* _PROBLEM TO WORK ON_
Records follow. Select each line holding "What".

* _EXERCISE MATERIAL_
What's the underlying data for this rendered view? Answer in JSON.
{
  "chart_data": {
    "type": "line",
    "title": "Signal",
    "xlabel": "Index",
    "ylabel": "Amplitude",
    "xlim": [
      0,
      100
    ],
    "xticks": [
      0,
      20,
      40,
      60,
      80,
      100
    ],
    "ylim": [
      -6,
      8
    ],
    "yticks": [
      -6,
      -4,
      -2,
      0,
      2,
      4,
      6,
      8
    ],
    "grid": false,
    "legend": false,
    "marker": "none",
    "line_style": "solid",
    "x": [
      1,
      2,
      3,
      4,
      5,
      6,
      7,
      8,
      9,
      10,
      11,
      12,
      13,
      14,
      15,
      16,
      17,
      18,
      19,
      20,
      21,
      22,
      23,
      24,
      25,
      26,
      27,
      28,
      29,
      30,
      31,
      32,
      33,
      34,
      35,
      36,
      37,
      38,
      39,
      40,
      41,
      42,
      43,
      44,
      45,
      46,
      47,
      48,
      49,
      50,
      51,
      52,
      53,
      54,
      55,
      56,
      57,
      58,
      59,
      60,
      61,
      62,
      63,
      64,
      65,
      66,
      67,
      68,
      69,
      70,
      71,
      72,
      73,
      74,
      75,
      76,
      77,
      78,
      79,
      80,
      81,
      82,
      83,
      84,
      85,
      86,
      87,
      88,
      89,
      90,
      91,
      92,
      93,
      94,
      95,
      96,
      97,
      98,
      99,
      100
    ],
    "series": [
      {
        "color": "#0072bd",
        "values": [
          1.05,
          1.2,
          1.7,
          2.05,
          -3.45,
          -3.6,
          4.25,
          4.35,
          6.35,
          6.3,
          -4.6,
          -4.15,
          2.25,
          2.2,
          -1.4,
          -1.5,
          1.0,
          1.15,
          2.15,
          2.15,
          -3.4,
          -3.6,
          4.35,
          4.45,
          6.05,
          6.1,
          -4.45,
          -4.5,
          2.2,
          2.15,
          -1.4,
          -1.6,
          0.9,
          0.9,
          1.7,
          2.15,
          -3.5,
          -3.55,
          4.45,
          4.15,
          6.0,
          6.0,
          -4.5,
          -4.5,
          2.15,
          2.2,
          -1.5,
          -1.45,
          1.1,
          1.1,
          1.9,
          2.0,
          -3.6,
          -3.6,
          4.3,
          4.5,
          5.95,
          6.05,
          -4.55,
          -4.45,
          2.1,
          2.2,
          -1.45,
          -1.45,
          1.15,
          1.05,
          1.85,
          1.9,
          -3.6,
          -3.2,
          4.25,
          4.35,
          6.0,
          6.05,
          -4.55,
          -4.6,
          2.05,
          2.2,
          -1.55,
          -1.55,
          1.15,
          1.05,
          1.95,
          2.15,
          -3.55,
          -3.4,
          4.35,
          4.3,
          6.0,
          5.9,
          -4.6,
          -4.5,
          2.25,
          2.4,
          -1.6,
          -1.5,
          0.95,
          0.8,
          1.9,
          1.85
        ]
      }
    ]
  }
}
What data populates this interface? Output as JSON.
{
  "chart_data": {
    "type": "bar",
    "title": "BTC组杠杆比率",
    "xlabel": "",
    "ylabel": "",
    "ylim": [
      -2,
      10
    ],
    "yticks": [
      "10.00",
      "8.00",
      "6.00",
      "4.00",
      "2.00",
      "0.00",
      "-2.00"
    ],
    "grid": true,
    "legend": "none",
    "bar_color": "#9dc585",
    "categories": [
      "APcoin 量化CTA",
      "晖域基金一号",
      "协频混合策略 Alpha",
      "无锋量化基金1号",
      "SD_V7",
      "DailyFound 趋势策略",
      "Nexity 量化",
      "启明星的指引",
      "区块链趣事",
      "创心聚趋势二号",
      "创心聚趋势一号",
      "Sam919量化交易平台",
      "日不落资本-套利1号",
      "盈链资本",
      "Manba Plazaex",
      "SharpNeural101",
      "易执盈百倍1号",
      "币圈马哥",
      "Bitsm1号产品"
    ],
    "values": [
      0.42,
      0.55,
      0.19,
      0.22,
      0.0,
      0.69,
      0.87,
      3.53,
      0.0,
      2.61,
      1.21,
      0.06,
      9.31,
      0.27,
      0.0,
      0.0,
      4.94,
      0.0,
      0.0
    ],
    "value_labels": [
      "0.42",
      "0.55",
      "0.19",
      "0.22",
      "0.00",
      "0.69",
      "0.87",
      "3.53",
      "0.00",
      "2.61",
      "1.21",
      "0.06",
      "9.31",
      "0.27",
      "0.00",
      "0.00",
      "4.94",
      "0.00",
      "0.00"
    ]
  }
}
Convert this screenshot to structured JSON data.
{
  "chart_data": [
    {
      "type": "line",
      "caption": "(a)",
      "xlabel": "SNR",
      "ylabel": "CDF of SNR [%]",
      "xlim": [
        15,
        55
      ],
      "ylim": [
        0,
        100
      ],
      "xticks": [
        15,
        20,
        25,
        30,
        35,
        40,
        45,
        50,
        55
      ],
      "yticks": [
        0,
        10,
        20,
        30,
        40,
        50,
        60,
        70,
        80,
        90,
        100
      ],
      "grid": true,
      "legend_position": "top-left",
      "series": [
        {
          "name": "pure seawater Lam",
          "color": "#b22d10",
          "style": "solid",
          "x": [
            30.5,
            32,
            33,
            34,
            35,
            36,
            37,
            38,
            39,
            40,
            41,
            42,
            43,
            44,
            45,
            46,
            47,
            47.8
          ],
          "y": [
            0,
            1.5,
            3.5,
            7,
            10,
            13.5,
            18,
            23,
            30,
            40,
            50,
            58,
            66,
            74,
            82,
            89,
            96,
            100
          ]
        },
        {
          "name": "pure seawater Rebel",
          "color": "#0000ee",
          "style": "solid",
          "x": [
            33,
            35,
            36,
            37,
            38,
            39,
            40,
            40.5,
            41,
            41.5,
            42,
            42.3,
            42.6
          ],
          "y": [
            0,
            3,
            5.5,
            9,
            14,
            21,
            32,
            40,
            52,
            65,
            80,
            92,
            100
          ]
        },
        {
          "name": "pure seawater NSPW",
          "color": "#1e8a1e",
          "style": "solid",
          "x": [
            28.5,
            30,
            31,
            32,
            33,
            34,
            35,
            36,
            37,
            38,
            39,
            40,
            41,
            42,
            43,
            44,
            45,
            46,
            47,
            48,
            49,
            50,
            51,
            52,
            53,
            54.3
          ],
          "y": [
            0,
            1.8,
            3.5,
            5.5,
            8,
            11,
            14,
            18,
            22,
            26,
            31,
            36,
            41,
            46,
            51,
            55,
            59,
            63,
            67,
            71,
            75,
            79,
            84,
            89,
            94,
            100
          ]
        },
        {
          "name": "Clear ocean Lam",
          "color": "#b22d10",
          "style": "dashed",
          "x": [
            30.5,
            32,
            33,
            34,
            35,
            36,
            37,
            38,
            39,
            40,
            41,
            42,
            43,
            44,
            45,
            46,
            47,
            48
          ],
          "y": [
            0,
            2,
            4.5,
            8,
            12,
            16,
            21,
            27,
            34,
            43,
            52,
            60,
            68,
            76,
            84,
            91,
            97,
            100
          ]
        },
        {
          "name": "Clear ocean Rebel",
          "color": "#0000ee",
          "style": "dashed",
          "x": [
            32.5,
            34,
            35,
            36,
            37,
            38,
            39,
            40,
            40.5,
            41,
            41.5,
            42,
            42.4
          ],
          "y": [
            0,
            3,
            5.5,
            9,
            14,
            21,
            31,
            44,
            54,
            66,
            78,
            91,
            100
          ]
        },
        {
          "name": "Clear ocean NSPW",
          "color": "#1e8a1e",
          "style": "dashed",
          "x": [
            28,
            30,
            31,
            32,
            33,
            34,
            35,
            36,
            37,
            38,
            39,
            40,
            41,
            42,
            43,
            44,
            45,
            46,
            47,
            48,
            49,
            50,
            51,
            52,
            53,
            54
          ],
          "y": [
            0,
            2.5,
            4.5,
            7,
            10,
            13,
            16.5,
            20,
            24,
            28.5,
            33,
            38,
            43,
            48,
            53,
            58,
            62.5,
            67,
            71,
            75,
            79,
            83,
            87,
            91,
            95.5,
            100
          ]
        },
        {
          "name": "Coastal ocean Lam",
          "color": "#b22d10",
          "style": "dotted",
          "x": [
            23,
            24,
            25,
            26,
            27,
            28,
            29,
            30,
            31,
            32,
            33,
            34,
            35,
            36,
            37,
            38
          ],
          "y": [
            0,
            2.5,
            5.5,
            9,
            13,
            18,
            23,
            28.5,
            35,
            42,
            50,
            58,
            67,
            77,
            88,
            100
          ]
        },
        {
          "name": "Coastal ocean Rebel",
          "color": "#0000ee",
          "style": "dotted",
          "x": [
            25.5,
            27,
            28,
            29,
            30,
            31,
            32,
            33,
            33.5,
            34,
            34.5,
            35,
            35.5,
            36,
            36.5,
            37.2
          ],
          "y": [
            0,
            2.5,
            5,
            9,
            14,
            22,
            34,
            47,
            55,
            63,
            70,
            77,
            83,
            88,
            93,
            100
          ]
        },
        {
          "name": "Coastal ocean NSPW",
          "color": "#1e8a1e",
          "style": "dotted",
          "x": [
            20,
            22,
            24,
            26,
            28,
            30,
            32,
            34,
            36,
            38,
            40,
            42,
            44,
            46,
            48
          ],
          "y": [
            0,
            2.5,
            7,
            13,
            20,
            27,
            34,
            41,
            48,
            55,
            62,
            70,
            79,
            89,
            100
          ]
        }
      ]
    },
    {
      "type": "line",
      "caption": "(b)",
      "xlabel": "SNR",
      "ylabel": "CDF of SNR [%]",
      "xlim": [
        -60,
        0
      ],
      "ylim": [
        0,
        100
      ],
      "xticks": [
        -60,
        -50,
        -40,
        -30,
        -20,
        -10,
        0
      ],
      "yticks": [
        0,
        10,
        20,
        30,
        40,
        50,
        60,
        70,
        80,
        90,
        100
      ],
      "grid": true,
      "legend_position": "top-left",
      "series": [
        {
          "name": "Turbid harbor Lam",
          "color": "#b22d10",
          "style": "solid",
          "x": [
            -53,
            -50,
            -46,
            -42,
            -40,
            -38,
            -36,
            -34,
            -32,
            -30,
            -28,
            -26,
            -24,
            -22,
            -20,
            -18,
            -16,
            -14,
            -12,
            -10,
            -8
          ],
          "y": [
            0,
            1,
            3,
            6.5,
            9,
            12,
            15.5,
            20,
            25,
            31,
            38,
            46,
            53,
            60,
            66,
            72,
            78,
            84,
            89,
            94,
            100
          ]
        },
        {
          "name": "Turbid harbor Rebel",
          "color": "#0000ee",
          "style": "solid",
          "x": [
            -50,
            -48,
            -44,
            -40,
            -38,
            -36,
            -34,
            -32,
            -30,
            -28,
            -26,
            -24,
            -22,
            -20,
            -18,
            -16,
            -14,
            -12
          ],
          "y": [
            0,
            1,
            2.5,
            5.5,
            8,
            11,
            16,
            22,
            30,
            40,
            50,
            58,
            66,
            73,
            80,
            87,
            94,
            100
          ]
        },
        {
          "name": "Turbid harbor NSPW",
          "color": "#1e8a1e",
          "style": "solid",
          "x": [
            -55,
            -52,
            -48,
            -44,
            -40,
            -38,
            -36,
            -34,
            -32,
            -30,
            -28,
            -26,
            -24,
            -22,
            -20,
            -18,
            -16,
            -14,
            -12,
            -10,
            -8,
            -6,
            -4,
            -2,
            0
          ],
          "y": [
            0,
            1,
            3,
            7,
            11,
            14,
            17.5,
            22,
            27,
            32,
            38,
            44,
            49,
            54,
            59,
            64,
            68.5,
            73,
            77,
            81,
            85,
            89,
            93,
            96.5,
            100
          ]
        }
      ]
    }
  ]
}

* _CORRECT OUTPUT_
What's the underlying data for this rendered view? Answer in JSON.
What data populates this interface? Output as JSON.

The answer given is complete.